*PROMPT*. Look through the records that follow. Copy every line containing the word "ylabel".

Records from a collection
____

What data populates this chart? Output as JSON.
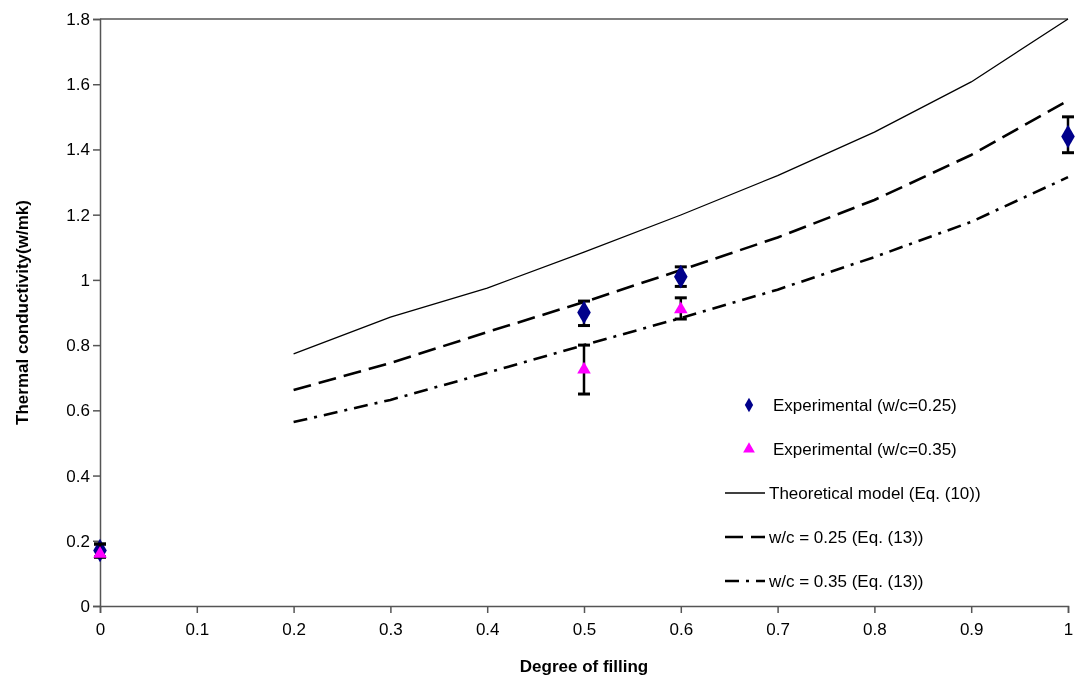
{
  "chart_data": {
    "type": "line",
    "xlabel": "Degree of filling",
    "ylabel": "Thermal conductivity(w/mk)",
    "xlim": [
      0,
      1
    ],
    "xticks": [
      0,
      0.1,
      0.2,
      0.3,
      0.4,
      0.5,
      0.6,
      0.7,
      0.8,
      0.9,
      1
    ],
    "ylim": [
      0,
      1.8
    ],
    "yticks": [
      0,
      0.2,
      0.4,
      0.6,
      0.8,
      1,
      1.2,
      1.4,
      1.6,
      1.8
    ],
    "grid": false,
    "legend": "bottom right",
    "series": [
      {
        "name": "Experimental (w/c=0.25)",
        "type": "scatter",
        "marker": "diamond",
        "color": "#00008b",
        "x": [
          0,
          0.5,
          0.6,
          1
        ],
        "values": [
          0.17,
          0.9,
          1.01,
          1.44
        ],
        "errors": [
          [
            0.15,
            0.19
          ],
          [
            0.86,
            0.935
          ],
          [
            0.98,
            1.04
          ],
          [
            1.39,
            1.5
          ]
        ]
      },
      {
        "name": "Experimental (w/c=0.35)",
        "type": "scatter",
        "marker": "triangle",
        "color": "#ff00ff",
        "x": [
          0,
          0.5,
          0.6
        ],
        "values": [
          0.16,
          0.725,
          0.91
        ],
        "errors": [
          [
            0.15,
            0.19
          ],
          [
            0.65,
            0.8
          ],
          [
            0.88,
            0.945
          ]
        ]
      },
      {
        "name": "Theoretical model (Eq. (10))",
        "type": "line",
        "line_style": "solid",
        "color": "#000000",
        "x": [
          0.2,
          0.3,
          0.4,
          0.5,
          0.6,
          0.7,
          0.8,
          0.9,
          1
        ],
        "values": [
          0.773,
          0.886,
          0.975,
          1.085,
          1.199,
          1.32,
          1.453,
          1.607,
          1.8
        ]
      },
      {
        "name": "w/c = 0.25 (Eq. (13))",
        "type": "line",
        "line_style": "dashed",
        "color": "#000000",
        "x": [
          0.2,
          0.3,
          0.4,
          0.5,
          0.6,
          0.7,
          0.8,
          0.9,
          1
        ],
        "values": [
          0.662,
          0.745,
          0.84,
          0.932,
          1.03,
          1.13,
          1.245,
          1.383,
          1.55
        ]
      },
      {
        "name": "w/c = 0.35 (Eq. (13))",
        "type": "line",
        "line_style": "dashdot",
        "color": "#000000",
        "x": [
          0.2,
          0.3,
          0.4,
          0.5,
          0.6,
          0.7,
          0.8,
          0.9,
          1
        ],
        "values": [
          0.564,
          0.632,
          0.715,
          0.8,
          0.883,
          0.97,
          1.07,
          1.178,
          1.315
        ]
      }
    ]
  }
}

____

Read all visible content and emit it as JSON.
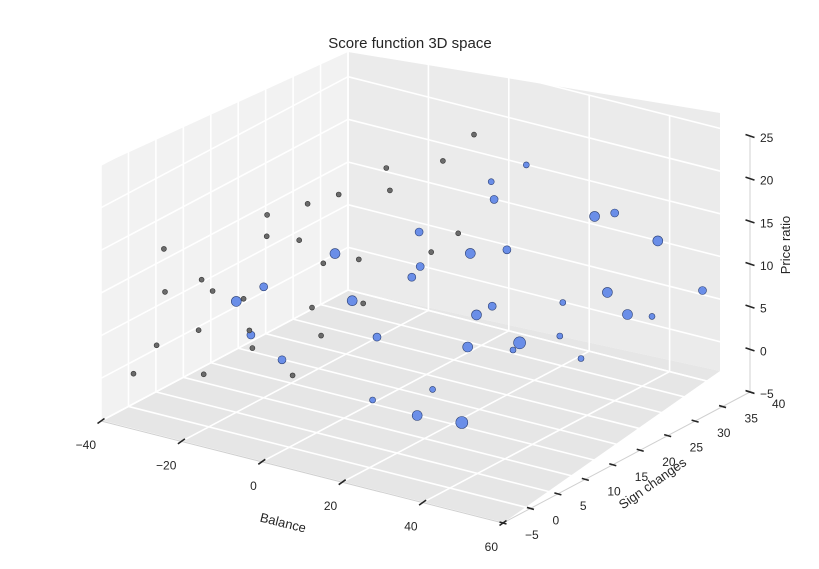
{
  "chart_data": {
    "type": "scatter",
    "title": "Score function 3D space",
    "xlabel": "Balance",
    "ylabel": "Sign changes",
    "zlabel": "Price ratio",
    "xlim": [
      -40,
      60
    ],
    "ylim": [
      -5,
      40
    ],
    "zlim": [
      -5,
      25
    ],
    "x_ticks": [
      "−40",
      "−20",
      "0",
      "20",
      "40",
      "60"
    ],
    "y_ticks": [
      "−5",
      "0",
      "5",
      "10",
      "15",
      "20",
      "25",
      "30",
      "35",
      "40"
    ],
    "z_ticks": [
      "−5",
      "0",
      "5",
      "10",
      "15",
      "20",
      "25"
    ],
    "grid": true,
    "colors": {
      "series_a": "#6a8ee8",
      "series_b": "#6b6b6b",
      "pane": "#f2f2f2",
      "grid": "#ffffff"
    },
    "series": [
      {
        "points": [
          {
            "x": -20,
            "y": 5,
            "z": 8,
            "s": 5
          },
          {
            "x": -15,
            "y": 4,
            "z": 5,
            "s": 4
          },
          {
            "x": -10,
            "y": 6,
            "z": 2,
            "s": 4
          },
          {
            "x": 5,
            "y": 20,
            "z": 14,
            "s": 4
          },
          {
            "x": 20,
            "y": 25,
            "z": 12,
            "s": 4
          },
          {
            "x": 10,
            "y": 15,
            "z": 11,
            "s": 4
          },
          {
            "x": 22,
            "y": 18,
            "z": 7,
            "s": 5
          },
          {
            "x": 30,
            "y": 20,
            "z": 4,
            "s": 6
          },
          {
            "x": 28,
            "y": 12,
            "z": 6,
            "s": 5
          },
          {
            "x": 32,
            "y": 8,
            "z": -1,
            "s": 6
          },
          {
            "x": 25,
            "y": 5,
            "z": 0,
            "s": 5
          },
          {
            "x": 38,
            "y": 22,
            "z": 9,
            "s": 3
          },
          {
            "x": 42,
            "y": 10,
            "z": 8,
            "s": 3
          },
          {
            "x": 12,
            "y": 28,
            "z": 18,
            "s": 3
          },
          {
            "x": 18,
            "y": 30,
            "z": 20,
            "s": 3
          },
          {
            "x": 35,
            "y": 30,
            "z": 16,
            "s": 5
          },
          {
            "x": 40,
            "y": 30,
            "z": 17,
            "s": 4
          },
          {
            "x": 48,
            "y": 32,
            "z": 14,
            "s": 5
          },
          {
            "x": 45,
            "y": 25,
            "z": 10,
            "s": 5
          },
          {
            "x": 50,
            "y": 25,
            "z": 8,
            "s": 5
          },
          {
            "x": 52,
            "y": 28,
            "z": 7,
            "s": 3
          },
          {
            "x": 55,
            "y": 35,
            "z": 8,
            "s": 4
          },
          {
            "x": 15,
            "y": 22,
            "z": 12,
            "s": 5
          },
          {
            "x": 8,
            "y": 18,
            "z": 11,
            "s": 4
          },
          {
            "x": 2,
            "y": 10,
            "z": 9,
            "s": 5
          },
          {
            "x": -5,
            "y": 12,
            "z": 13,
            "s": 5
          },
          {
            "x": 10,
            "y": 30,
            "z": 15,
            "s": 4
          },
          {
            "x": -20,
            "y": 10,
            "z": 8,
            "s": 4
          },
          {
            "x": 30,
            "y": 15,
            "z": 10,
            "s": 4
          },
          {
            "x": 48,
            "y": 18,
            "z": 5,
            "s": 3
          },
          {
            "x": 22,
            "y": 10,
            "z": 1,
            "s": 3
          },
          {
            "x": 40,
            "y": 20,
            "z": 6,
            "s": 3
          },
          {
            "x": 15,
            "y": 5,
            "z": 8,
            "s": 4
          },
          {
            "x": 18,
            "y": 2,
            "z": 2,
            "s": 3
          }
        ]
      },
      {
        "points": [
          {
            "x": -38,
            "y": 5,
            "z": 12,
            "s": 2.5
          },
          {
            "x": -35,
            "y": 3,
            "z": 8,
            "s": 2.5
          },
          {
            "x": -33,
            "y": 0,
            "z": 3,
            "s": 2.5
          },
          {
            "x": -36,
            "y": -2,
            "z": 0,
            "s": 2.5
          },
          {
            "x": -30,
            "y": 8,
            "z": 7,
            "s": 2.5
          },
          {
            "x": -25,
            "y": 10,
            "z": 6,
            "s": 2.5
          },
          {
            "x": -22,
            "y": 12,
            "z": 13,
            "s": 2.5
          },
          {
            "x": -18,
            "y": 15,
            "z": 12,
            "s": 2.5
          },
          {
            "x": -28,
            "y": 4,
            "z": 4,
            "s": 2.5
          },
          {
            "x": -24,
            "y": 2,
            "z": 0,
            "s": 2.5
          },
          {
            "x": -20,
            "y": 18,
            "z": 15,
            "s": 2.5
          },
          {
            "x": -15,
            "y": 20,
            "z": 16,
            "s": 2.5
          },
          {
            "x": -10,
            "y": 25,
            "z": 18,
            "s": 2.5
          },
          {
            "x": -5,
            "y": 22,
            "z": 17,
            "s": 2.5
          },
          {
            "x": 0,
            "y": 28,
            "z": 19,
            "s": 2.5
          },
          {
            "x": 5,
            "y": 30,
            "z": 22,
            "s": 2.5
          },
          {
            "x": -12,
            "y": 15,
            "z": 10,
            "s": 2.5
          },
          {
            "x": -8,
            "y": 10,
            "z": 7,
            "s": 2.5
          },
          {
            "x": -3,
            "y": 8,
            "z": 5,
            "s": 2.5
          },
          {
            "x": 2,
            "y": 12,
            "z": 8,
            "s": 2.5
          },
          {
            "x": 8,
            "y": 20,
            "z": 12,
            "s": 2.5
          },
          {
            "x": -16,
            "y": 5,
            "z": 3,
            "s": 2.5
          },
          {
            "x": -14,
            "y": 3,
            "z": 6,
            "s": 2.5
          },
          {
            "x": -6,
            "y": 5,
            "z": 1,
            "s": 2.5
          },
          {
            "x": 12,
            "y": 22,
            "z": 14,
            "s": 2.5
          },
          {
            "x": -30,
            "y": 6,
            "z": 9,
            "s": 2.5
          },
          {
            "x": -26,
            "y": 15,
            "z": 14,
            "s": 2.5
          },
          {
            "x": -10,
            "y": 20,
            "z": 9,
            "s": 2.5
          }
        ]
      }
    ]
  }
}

____

*RESULT*.
    "ylabel": "Thermal conductivity(w/mk)",
    "ylabel": "Sign changes",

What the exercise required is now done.